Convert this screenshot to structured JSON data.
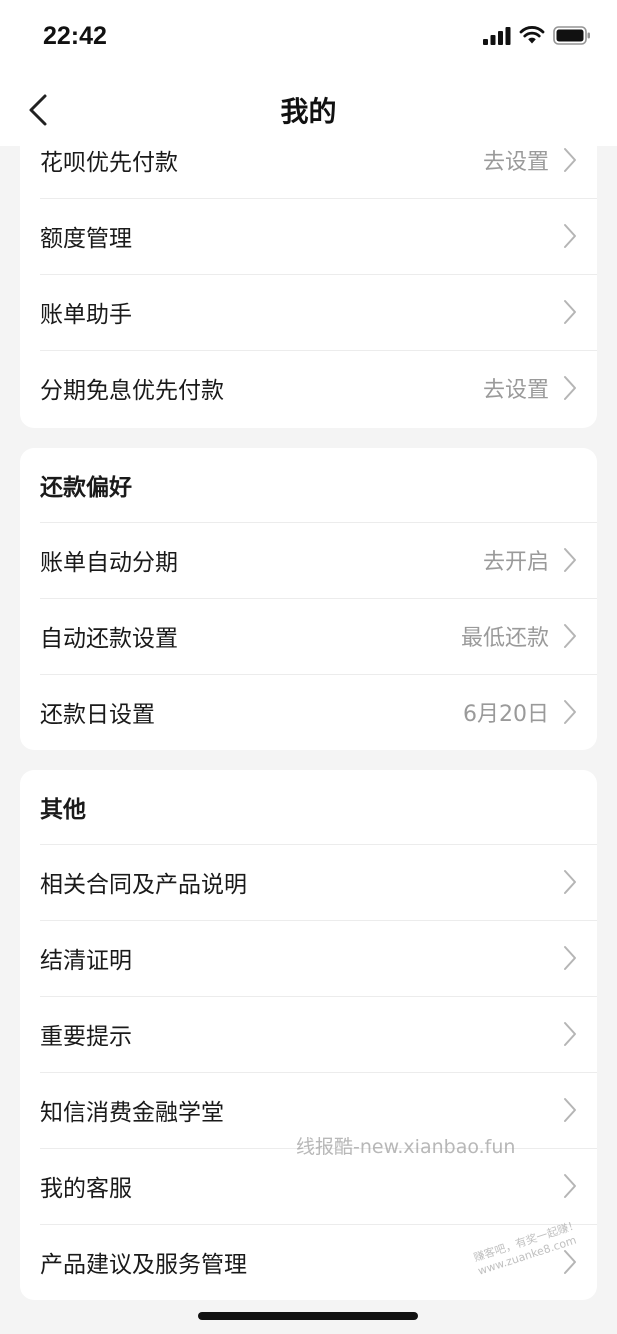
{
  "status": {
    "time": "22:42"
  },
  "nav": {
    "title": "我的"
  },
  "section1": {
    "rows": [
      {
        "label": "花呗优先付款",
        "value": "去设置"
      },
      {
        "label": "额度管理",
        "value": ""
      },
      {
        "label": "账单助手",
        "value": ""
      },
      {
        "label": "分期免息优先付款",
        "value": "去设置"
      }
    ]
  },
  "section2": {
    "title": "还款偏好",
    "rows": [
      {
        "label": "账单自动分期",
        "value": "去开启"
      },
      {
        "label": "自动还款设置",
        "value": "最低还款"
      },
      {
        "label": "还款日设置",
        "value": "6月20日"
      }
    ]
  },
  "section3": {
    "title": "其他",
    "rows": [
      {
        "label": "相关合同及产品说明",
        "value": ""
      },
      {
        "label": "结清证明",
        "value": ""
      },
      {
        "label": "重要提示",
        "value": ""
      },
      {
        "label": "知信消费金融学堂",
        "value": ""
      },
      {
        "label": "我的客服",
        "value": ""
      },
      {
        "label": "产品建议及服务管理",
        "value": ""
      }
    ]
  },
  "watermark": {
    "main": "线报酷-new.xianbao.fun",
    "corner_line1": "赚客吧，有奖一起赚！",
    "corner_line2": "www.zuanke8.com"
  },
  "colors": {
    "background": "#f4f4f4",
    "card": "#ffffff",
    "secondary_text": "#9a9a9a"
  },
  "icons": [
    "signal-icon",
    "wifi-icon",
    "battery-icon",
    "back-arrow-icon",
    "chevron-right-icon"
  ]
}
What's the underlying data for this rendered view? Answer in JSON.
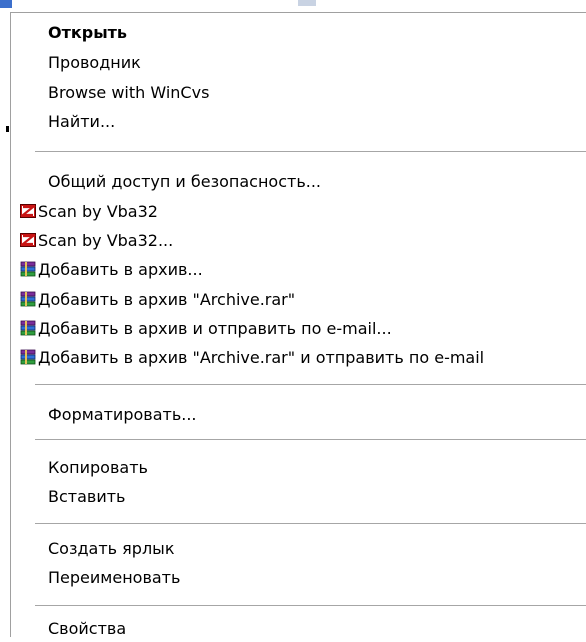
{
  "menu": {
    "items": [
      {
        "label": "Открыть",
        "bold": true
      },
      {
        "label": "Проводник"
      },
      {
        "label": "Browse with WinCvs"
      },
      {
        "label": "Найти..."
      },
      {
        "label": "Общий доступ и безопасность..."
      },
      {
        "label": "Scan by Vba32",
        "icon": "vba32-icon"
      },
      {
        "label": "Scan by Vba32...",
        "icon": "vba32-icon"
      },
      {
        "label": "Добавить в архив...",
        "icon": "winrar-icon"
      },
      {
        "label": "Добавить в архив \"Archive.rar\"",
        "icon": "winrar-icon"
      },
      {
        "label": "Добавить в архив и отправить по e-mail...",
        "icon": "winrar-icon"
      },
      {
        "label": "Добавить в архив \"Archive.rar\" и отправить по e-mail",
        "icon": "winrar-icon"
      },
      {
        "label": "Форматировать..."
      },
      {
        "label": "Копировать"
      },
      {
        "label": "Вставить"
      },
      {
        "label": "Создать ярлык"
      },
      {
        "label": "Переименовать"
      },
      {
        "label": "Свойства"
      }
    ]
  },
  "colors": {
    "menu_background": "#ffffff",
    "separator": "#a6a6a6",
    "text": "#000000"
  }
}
---------------
Your task is to transcribe all of the records precisely, with no images included.

Convert this screenshot to structured JSON data.
{
  "status": {
    "time": "22:42"
  },
  "nav": {
    "title": "我的"
  },
  "section1": {
    "rows": [
      {
        "label": "花呗优先付款",
        "value": "去设置"
      },
      {
        "label": "额度管理",
        "value": ""
      },
      {
        "label": "账单助手",
        "value": ""
      },
      {
        "label": "分期免息优先付款",
        "value": "去设置"
      }
    ]
  },
  "section2": {
    "title": "还款偏好",
    "rows": [
      {
        "label": "账单自动分期",
        "value": "去开启"
      },
      {
        "label": "自动还款设置",
        "value": "最低还款"
      },
      {
        "label": "还款日设置",
        "value": "6月20日"
      }
    ]
  },
  "section3": {
    "title": "其他",
    "rows": [
      {
        "label": "相关合同及产品说明",
        "value": ""
      },
      {
        "label": "结清证明",
        "value": ""
      },
      {
        "label": "重要提示",
        "value": ""
      },
      {
        "label": "知信消费金融学堂",
        "value": ""
      },
      {
        "label": "我的客服",
        "value": ""
      },
      {
        "label": "产品建议及服务管理",
        "value": ""
      }
    ]
  },
  "watermark": {
    "main": "线报酷-new.xianbao.fun",
    "corner_line1": "赚客吧，有奖一起赚！",
    "corner_line2": "www.zuanke8.com"
  },
  "colors": {
    "background": "#f4f4f4",
    "card": "#ffffff",
    "secondary_text": "#9a9a9a"
  },
  "icons": [
    "signal-icon",
    "wifi-icon",
    "battery-icon",
    "back-arrow-icon",
    "chevron-right-icon"
  ]
}
What's the underlying data for this rendered view? Answer in JSON.
{
  "menu": {
    "items": [
      {
        "label": "Открыть",
        "bold": true
      },
      {
        "label": "Проводник"
      },
      {
        "label": "Browse with WinCvs"
      },
      {
        "label": "Найти..."
      },
      {
        "label": "Общий доступ и безопасность..."
      },
      {
        "label": "Scan by Vba32",
        "icon": "vba32-icon"
      },
      {
        "label": "Scan by Vba32...",
        "icon": "vba32-icon"
      },
      {
        "label": "Добавить в архив...",
        "icon": "winrar-icon"
      },
      {
        "label": "Добавить в архив \"Archive.rar\"",
        "icon": "winrar-icon"
      },
      {
        "label": "Добавить в архив и отправить по e-mail...",
        "icon": "winrar-icon"
      },
      {
        "label": "Добавить в архив \"Archive.rar\" и отправить по e-mail",
        "icon": "winrar-icon"
      },
      {
        "label": "Форматировать..."
      },
      {
        "label": "Копировать"
      },
      {
        "label": "Вставить"
      },
      {
        "label": "Создать ярлык"
      },
      {
        "label": "Переименовать"
      },
      {
        "label": "Свойства"
      }
    ]
  },
  "colors": {
    "menu_background": "#ffffff",
    "separator": "#a6a6a6",
    "text": "#000000"
  }
}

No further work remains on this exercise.